Skip to main content

Storage

  • any system will require some form of storage
    • example
      • store user information
      • store metrics about the system
  • storage is very complicated
    • does a database impose some kind of structure on the way that data is stored in it or does it not?
      • this is related to relational databases
    • when it comes to availability, if its about the uptime of the system, then the choice of database is really important
      • different databases are gonna give different things
      • cause if the database goes down then the entire system will go down with the database
      • this is related to the topic distributed storage
    • if you don't want the entire system to get brought down when the database is down
      • will need to store data not on 1 machine but on multiple machines
      • this comes with a lot of complexity
      • brings questions
        • how do you store data on multiple machines?
        • do you split the data up?
        • do you replicate the data across multiple machines?

GOAL:
Could you resume the notes on storage from the point where they stop?

GIVEN INFORMATION:
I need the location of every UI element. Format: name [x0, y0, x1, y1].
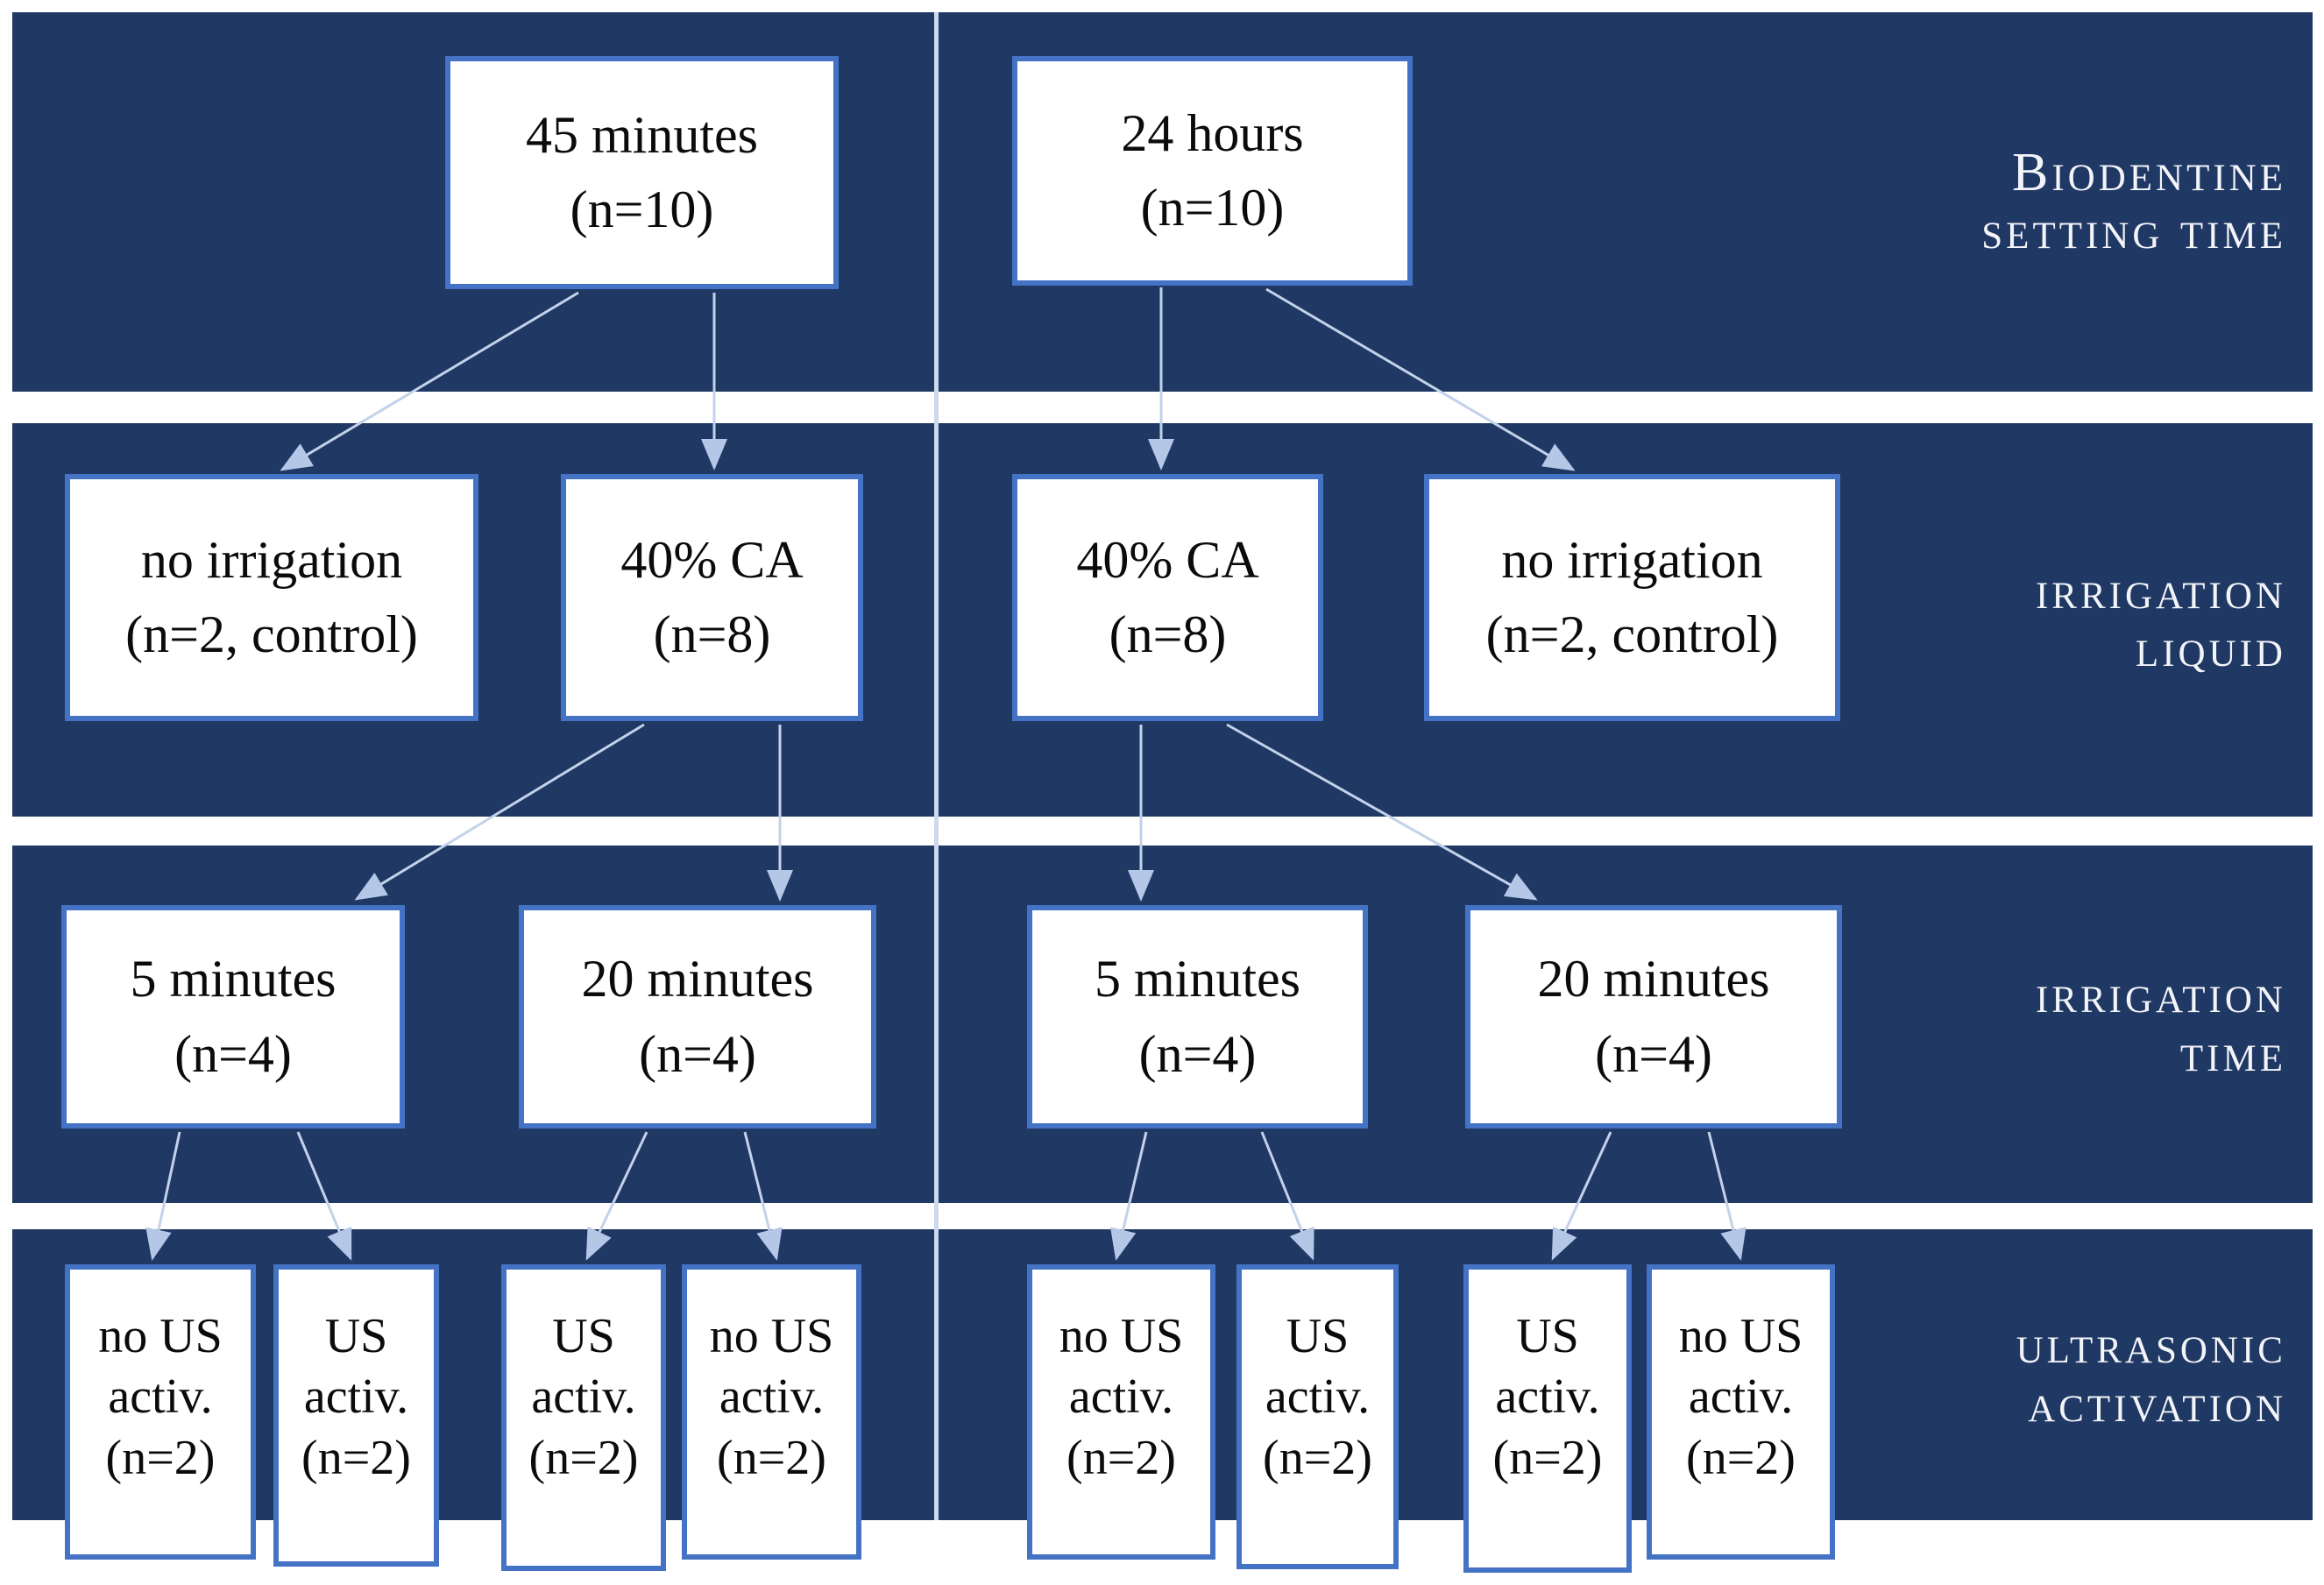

THE RESULT:
        • this leads to consistency issues
          • it is a concept in storage that refers to the staleness or the up-to-dateness of data
            • e.g.: if you access data from a database, especially if that database is distributed across multiple machines, are you ever gonna get stale data
              • or will you always get the most up to date version of that data
  • some databases are gonna give you certain properties or certain guarantees
    • but they're gonna trade off others
  • other databases are gonna give you different properties in exchange for other trade-offs

Terms used

Databases

  • databases are programs that either use disk or memory to do 2 core things
    1. record(store) data
    2. query(retrieve) data
  • they are servers that are long lived and interact with the rest of the application through network calls, with protocols on top of TCP or even HTTP
  • some databases only keep records in memory, and the users of such databases are aware of the fact that those records may be lost forever if the machine or process dies
  • databases need persistence of those records, and cannot use memory
    • means that you have to write the data to disk
    • anything written to disk will remain through power loss or network partitions
      • this is used to keep permanent records
  • since machines die often in a large scale system
    • special disk partitions or volumes are used by the database processes
      • and those volumes can get recovered even if the machine were to go down permanently

Disk

  • usually refers to either HDD (Hard-Disk Drive) or SSD(Solid-State Drive)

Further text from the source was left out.